# To do:
In the entries below, find the lines that contain the word "main" and copy them.

(Data excerpts)
--

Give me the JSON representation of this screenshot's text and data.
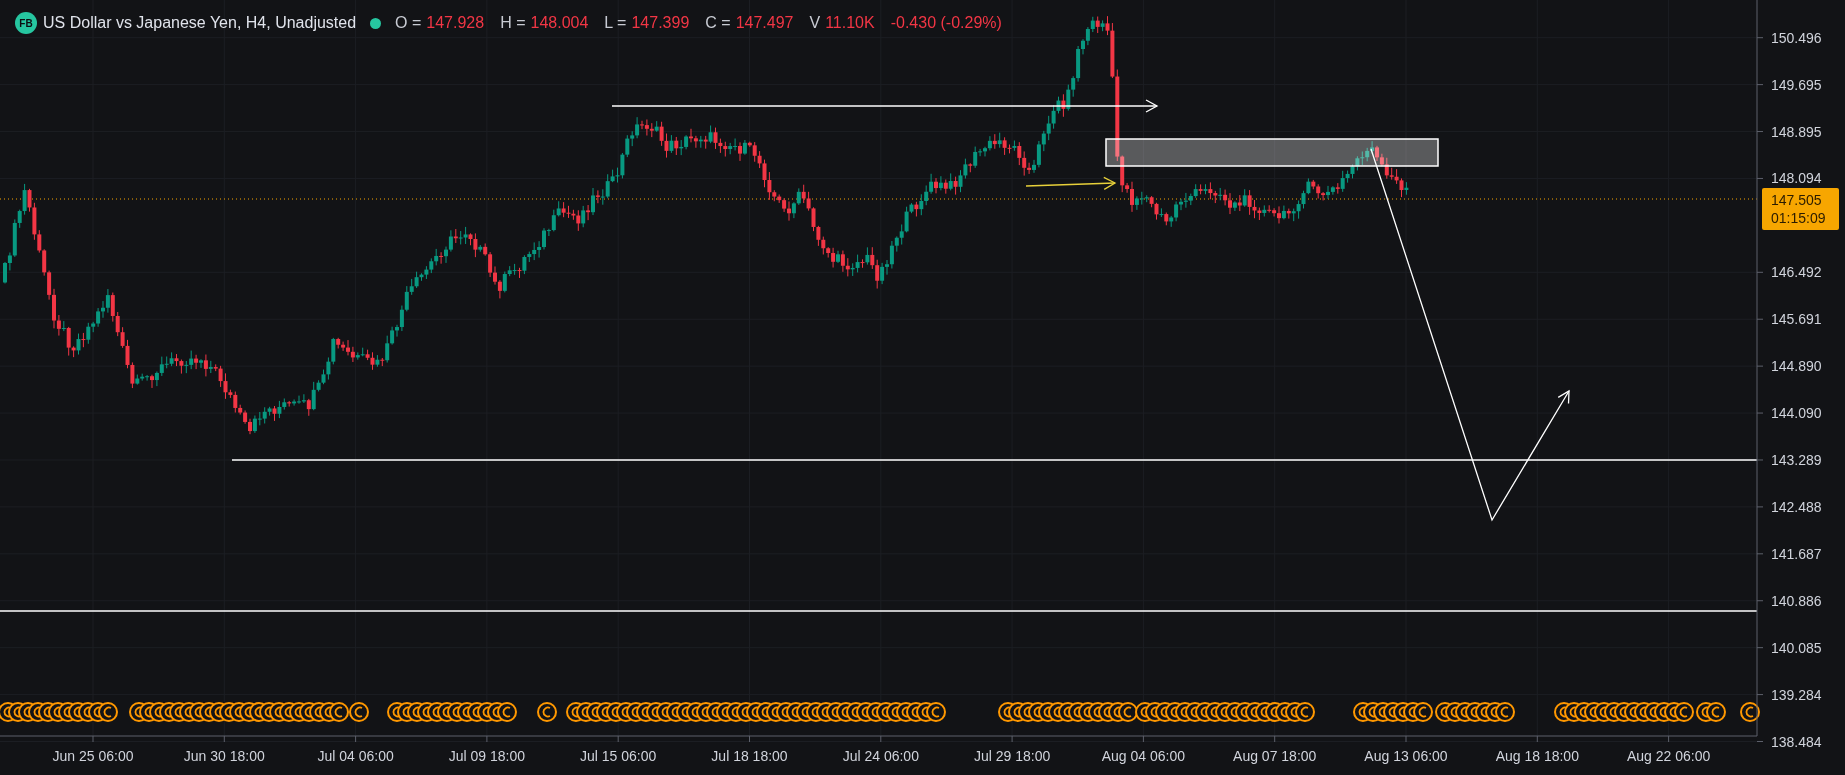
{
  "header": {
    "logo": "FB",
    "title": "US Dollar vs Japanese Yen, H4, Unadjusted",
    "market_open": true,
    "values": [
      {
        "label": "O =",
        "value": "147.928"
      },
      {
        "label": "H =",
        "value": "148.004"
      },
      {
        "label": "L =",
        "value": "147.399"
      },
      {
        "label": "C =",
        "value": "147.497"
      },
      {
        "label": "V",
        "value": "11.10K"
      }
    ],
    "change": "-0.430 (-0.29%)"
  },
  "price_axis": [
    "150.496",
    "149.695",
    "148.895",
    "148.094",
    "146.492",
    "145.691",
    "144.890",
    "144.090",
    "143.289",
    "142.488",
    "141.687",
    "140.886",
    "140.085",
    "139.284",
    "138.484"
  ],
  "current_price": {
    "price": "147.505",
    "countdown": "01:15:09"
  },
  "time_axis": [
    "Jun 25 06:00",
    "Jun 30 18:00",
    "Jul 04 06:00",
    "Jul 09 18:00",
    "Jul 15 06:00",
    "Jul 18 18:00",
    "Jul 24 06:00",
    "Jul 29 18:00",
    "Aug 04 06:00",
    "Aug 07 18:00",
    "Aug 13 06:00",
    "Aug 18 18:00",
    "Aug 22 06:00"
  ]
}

--

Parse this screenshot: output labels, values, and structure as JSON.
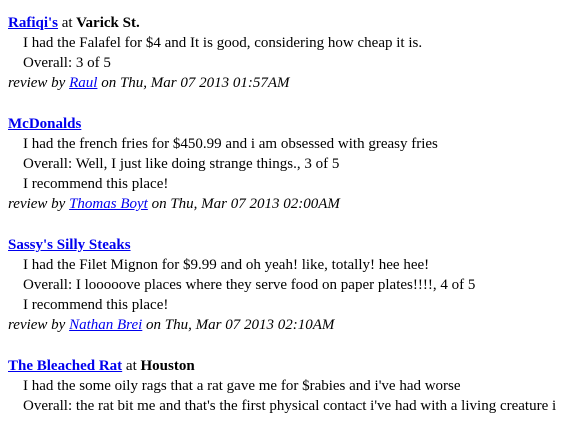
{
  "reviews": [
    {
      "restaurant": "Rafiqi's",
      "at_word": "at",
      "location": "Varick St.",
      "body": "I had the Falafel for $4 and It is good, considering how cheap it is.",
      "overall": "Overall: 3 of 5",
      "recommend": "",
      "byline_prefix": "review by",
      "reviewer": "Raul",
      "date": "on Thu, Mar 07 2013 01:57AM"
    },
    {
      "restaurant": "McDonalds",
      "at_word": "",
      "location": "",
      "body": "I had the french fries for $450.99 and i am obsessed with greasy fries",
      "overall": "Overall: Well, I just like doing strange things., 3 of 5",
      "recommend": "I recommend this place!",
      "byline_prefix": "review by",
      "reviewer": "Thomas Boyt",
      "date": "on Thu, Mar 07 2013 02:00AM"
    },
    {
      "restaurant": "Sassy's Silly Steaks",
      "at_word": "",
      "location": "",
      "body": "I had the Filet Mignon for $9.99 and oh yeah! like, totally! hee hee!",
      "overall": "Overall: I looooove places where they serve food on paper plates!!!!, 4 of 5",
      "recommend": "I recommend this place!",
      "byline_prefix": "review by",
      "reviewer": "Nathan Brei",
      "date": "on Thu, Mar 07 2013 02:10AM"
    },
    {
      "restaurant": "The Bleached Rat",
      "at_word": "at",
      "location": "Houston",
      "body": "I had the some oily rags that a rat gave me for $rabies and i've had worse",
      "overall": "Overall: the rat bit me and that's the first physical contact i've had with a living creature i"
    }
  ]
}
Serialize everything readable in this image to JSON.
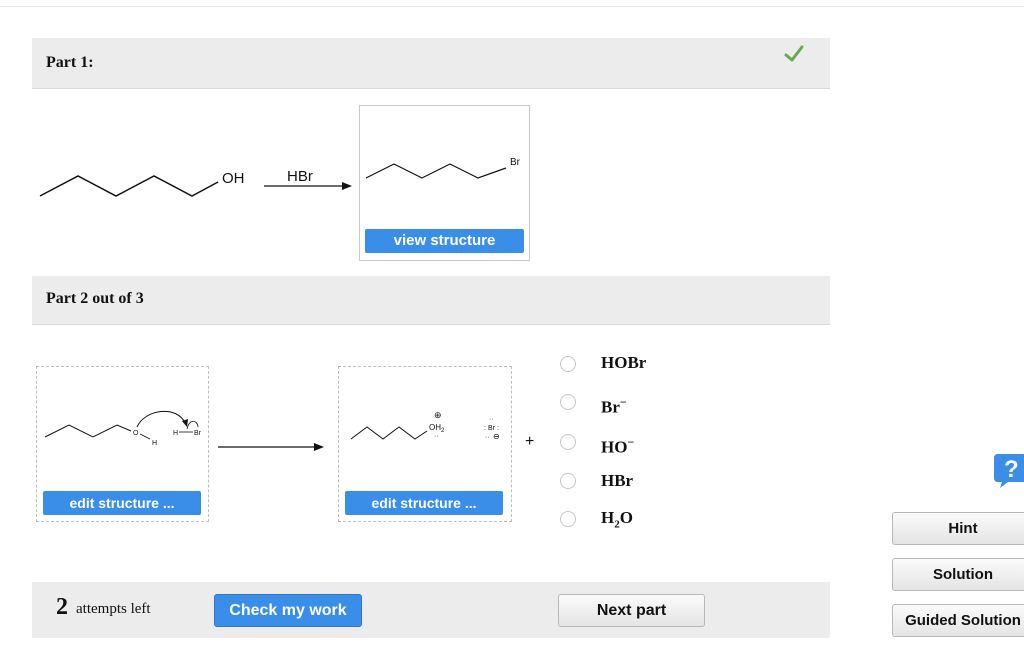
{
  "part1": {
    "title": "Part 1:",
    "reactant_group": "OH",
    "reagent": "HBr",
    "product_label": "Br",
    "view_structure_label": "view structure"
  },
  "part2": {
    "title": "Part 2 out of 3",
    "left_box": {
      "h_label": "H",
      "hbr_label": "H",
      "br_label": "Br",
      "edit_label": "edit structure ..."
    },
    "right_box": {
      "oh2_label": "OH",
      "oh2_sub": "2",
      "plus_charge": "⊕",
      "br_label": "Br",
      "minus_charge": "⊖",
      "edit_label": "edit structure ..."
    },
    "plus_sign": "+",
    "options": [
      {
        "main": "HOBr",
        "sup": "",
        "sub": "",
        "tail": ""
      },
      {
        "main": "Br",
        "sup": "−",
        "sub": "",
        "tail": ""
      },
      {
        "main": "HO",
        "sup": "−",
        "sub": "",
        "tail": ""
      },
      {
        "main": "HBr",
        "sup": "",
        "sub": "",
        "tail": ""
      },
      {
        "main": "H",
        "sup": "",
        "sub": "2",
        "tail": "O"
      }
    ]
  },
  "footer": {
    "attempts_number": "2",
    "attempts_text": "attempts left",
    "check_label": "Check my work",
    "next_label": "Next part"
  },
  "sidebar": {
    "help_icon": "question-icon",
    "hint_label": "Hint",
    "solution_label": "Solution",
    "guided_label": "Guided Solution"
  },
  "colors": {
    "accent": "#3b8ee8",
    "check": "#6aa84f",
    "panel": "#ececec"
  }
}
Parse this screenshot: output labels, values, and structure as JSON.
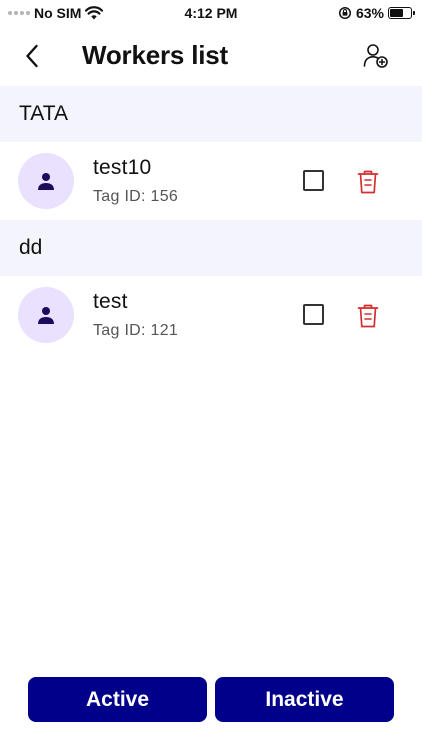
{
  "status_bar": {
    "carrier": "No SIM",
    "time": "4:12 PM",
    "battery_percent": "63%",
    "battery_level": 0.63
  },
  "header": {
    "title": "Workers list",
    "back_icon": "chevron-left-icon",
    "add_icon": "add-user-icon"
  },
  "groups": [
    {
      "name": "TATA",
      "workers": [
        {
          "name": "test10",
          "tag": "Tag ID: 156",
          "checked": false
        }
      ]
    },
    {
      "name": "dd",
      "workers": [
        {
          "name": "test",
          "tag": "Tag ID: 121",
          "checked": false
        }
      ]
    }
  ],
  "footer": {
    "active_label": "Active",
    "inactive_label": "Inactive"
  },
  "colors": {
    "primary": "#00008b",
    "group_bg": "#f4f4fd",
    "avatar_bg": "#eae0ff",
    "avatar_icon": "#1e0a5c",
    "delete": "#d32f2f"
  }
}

--

# Exercise output:
        "main": "HOBr",
        "main": "Br",
        "main": "HO",
        "main": "HBr",
        "main": "H",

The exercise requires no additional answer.